▶ **Source records**
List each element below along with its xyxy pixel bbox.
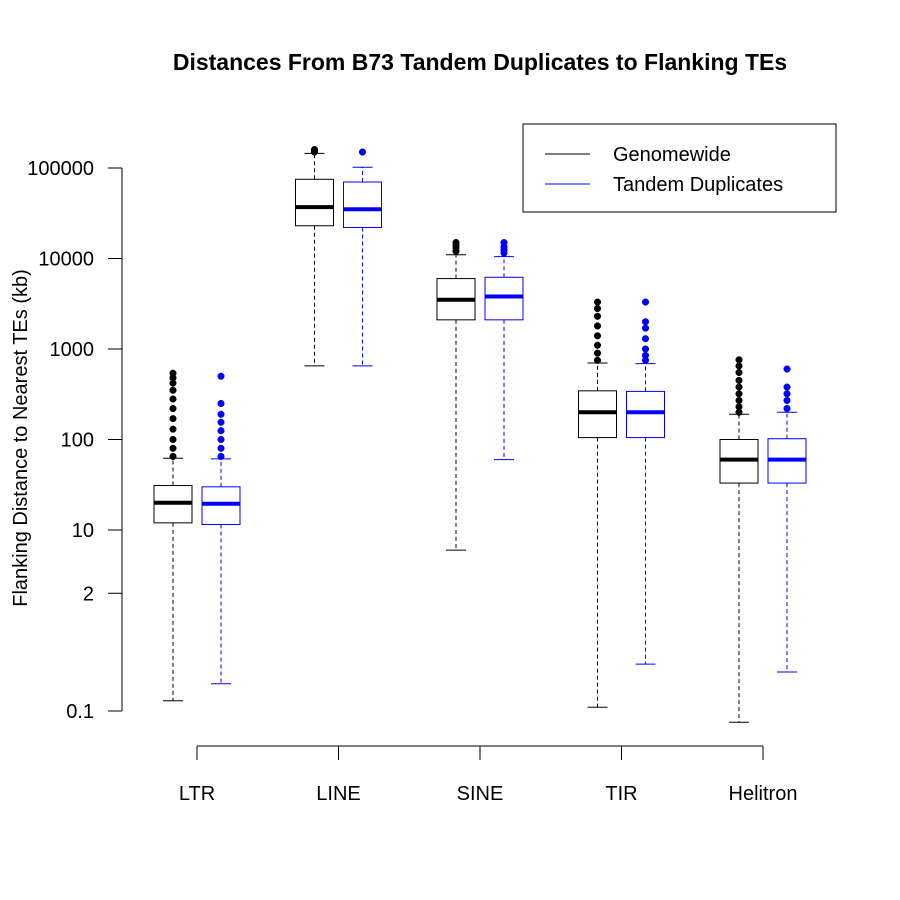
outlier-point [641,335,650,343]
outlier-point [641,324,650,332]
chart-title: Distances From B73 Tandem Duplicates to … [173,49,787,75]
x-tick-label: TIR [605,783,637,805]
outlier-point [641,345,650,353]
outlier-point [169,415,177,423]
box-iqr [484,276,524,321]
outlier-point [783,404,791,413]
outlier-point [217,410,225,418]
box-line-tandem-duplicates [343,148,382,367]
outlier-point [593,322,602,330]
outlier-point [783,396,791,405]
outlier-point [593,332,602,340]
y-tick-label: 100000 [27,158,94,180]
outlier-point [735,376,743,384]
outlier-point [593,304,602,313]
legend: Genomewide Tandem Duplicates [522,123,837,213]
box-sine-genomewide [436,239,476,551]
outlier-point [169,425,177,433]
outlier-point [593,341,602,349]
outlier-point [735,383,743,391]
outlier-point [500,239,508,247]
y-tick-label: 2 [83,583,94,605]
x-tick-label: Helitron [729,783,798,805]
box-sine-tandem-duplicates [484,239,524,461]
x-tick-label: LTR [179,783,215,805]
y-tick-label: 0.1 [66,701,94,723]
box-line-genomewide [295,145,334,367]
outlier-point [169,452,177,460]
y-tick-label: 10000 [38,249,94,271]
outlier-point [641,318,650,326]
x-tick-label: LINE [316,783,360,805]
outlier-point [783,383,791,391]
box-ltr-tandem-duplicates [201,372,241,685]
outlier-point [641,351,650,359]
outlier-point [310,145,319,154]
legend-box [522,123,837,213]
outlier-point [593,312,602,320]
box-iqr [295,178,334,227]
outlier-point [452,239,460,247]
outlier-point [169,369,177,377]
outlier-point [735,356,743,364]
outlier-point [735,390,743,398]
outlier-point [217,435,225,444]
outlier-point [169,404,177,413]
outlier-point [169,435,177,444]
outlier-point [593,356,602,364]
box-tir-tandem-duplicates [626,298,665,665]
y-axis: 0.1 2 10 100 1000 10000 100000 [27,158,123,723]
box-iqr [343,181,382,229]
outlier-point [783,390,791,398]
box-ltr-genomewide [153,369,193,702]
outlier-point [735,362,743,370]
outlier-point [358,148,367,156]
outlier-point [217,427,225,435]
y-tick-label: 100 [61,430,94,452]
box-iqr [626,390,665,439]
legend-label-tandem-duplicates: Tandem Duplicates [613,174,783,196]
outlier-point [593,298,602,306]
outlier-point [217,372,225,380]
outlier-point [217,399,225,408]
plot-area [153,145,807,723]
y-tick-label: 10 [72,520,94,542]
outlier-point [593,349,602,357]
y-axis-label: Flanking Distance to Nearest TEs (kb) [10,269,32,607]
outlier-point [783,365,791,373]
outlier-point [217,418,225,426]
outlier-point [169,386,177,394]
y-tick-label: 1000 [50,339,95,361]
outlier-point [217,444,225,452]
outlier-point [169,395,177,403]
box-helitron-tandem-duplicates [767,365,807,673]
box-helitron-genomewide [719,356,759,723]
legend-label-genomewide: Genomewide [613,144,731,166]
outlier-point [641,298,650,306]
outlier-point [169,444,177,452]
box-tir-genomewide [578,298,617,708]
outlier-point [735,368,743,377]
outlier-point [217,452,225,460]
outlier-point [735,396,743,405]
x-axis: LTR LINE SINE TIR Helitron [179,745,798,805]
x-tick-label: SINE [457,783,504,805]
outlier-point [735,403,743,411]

▶ **Work request**
The lines to report are those in the material above that contain the word "legend"; copy every one of them.

▶ **Worked solution**
legend: Genomewide Tandem Duplicates [522,123,837,213]
legend-box [522,123,837,213]
legend-label-tandem-duplicates: Tandem Duplicates [613,174,783,196]
legend-label-genomewide: Genomewide [613,144,731,166]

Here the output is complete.